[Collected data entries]
>> Begin

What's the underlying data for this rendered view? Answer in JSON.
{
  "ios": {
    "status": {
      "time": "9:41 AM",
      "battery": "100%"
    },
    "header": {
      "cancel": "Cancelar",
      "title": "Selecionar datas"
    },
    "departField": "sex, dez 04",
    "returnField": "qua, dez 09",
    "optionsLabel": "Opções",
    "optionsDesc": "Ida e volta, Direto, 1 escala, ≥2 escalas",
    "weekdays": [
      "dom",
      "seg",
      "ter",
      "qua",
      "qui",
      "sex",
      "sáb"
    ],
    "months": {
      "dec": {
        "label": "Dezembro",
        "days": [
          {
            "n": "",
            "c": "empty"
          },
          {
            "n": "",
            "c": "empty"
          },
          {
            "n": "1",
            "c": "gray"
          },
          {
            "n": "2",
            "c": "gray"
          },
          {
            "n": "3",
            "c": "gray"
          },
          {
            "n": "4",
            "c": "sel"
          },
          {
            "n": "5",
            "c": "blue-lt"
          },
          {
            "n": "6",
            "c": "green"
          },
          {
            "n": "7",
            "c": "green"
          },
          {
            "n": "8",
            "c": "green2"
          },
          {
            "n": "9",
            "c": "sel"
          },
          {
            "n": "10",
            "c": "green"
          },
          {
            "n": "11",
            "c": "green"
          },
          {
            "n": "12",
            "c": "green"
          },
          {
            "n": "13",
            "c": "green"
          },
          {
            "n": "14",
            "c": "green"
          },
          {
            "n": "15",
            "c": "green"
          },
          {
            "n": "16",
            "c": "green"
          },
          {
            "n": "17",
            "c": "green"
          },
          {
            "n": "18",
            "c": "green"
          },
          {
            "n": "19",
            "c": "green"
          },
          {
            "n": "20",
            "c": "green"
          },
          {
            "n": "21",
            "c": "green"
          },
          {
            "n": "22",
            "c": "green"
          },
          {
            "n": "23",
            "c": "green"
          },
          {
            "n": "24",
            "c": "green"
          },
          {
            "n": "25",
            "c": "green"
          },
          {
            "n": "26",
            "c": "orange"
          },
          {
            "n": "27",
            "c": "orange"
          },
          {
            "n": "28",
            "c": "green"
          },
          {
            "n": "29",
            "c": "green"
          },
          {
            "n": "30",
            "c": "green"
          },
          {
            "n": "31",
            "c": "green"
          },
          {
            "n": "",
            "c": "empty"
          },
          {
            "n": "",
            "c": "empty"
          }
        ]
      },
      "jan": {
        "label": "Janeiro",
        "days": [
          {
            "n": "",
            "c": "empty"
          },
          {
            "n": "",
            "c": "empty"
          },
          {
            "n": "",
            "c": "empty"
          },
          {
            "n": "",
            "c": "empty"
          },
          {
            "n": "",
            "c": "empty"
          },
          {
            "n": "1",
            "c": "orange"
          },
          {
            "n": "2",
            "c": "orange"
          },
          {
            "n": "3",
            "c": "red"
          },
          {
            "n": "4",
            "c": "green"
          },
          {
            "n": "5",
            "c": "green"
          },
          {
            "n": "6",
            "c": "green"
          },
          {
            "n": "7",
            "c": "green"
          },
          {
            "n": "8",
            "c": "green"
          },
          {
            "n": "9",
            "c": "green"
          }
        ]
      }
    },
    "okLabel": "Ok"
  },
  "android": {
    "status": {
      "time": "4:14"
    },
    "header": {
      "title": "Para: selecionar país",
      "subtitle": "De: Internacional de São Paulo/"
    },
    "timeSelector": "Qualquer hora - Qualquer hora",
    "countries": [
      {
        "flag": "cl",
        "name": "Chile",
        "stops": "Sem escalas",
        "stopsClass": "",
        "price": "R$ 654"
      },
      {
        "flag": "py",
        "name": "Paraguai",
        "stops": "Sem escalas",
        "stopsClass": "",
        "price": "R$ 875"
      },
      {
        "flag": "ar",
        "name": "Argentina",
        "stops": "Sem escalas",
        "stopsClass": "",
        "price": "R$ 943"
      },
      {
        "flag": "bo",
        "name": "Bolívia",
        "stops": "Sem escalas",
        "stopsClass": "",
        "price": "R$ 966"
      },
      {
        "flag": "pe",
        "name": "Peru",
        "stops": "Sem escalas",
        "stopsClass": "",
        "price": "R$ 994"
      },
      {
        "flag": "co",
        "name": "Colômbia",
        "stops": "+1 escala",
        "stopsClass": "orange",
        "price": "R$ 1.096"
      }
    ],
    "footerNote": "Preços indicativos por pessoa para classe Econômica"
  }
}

>> End

▶ **Problem statement**
Reproduce the material precisely, including every line.

▶ **Exercise output**
What's the underlying data for this rendered view? Answer in JSON.
{
  "ios": {
    "status": {
      "time": "9:41 AM",
      "battery": "100%"
    },
    "header": {
      "cancel": "Cancelar",
      "title": "Selecionar datas"
    },
    "departField": "sex, dez 04",
    "returnField": "qua, dez 09",
    "optionsLabel": "Opções",
    "optionsDesc": "Ida e volta, Direto, 1 escala, ≥2 escalas",
    "weekdays": [
      "dom",
      "seg",
      "ter",
      "qua",
      "qui",
      "sex",
      "sáb"
    ],
    "months": {
      "dec": {
        "label": "Dezembro",
        "days": [
          {
            "n": "",
            "c": "empty"
          },
          {
            "n": "",
            "c": "empty"
          },
          {
            "n": "1",
            "c": "gray"
          },
          {
            "n": "2",
            "c": "gray"
          },
          {
            "n": "3",
            "c": "gray"
          },
          {
            "n": "4",
            "c": "sel"
          },
          {
            "n": "5",
            "c": "blue-lt"
          },
          {
            "n": "6",
            "c": "green"
          },
          {
            "n": "7",
            "c": "green"
          },
          {
            "n": "8",
            "c": "green2"
          },
          {
            "n": "9",
            "c": "sel"
          },
          {
            "n": "10",
            "c": "green"
          },
          {
            "n": "11",
            "c": "green"
          },
          {
            "n": "12",
            "c": "green"
          },
          {
            "n": "13",
            "c": "green"
          },
          {
            "n": "14",
            "c": "green"
          },
          {
            "n": "15",
            "c": "green"
          },
          {
            "n": "16",
            "c": "green"
          },
          {
            "n": "17",
            "c": "green"
          },
          {
            "n": "18",
            "c": "green"
          },
          {
            "n": "19",
            "c": "green"
          },
          {
            "n": "20",
            "c": "green"
          },
          {
            "n": "21",
            "c": "green"
          },
          {
            "n": "22",
            "c": "green"
          },
          {
            "n": "23",
            "c": "green"
          },
          {
            "n": "24",
            "c": "green"
          },
          {
            "n": "25",
            "c": "green"
          },
          {
            "n": "26",
            "c": "orange"
          },
          {
            "n": "27",
            "c": "orange"
          },
          {
            "n": "28",
            "c": "green"
          },
          {
            "n": "29",
            "c": "green"
          },
          {
            "n": "30",
            "c": "green"
          },
          {
            "n": "31",
            "c": "green"
          },
          {
            "n": "",
            "c": "empty"
          },
          {
            "n": "",
            "c": "empty"
          }
        ]
      },
      "jan": {
        "label": "Janeiro",
        "days": [
          {
            "n": "",
            "c": "empty"
          },
          {
            "n": "",
            "c": "empty"
          },
          {
            "n": "",
            "c": "empty"
          },
          {
            "n": "",
            "c": "empty"
          },
          {
            "n": "",
            "c": "empty"
          },
          {
            "n": "1",
            "c": "orange"
          },
          {
            "n": "2",
            "c": "orange"
          },
          {
            "n": "3",
            "c": "red"
          },
          {
            "n": "4",
            "c": "green"
          },
          {
            "n": "5",
            "c": "green"
          },
          {
            "n": "6",
            "c": "green"
          },
          {
            "n": "7",
            "c": "green"
          },
          {
            "n": "8",
            "c": "green"
          },
          {
            "n": "9",
            "c": "green"
          }
        ]
      }
    },
    "okLabel": "Ok"
  },
  "android": {
    "status": {
      "time": "4:14"
    },
    "header": {
      "title": "Para: selecionar país",
      "subtitle": "De: Internacional de São Paulo/"
    },
    "timeSelector": "Qualquer hora - Qualquer hora",
    "countries": [
      {
        "flag": "cl",
        "name": "Chile",
        "stops": "Sem escalas",
        "stopsClass": "",
        "price": "R$ 654"
      },
      {
        "flag": "py",
        "name": "Paraguai",
        "stops": "Sem escalas",
        "stopsClass": "",
        "price": "R$ 875"
      },
      {
        "flag": "ar",
        "name": "Argentina",
        "stops": "Sem escalas",
        "stopsClass": "",
        "price": "R$ 943"
      },
      {
        "flag": "bo",
        "name": "Bolívia",
        "stops": "Sem escalas",
        "stopsClass": "",
        "price": "R$ 966"
      },
      {
        "flag": "pe",
        "name": "Peru",
        "stops": "Sem escalas",
        "stopsClass": "",
        "price": "R$ 994"
      },
      {
        "flag": "co",
        "name": "Colômbia",
        "stops": "+1 escala",
        "stopsClass": "orange",
        "price": "R$ 1.096"
      }
    ],
    "footerNote": "Preços indicativos por pessoa para classe Econômica"
  }
}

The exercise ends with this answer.